Excerpt Start Marker

Proteome wide determination of absolute turnover rates in mice

Introduction:

The administration of labeled amino acids has become the preferred method to measure the dynamics of protein turnover in living animals. Stable isotopes have been used as tracers to explore the amino acid flux in different metabolic pathways. Recently, the stable isotope labeling of amino acids in cell culture (SILAC), has been used to monitor individual protein turnover rates in cell culture and intact animals. This method is based on the incorporation of labeled essential amino acids resulting in appearance of labeled end products that can be quantified by mass spectrometry. We have performed an pulsed SILAC labeling of mice to calculate the protein turnover via the incorporation rate of labeled amino acid in post mitotic cardiomyocytes and could easily be applied to tissue from Lung.

Excerpt End Marker
Source information Start Marker

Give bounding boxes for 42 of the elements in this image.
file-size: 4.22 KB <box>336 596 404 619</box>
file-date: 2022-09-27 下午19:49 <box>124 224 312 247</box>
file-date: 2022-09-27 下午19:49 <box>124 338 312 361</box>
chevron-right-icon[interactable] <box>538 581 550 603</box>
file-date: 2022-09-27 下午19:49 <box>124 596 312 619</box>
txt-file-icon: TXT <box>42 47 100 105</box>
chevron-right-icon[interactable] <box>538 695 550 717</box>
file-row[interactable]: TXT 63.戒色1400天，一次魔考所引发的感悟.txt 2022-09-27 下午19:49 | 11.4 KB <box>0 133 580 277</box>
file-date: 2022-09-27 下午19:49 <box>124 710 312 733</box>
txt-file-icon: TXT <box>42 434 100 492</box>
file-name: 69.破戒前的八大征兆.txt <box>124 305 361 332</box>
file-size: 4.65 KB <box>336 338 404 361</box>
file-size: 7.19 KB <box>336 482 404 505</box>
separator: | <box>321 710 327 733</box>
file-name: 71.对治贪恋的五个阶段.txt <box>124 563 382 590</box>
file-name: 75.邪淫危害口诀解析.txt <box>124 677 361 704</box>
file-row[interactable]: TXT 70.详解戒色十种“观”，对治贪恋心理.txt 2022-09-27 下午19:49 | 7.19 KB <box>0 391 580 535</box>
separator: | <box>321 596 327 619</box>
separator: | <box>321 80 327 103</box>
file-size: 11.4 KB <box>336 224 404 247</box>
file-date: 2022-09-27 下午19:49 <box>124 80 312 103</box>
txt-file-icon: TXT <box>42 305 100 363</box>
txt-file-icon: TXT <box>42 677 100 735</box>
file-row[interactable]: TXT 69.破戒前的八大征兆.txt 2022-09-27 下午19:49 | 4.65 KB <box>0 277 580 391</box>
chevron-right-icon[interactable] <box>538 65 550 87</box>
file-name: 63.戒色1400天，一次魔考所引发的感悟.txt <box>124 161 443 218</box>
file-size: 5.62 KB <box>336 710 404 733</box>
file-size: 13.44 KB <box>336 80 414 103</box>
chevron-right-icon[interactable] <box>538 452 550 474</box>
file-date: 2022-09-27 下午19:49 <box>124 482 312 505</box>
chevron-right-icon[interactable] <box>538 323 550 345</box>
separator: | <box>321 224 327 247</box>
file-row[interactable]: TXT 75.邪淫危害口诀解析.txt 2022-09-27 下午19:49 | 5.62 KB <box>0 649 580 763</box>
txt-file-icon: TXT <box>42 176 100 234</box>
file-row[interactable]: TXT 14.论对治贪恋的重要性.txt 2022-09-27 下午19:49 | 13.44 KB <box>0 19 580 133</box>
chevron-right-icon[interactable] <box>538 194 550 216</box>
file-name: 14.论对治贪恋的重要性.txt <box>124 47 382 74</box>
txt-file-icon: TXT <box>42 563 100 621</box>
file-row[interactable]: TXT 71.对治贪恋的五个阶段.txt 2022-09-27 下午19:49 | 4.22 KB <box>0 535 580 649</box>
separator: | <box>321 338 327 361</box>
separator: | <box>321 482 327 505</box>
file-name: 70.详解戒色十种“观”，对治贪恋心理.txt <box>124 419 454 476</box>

Source information End Marker

*Exercises*:
[a] Print everything in the text on protein turnover in mice from "The administration of" down to "tissue from Lung.".
[b] In the introduction of the text on protein turnover in mice, list the first three words of each sentence.
[c] Pick up the text on protein turnover in mice and continue it after its last sentence.

*Results*:
[a]
The administration of labeled amino acids has become the preferred method to measure the dynamics of protein turnover in living animals. Stable isotopes have been used as tracers to explore the amino acid flux in different metabolic pathways. Recently, the stable isotope labeling of amino acids in cell culture (SILAC), has been used to monitor individual protein turnover rates in cell culture and intact animals. This method is based on the incorporation of labeled essential amino acids resulting in appearance of labeled end products that can be quantified by mass spectrometry. We have performed an pulsed SILAC labeling of mice to calculate the protein turnover via the incorporation rate of labeled amino acid in post mitotic cardiomyocytes and could easily be applied to tissue from Lung.

[b]
- The administration of
- Stable isotopes have
- Recently, the stable
- This method is
- We have performed

[c]
Methods:

Mice fed with the heavy 13C6 -lysine containing diet will incorporate the heavy amino acid into newly synthesized proteins. This allows a distinction from natural isotope 12C6-lysine (light) forms by the 6 Da mass difference after mass spectrometric analysis. In order to track the 13C6 -lysine incorporation into the proteome, we analyzed postmitotic cardiomyocytes each week over a time period of 6 weeks. To reduce sample complexity, we used 1D-gels or isoelectric focussing of peptides and samples were analyzed by LC-MS/MS using a combination of nanoflow-HPLC system and high resolution mass spectrometry (LTQ-Orbitrap).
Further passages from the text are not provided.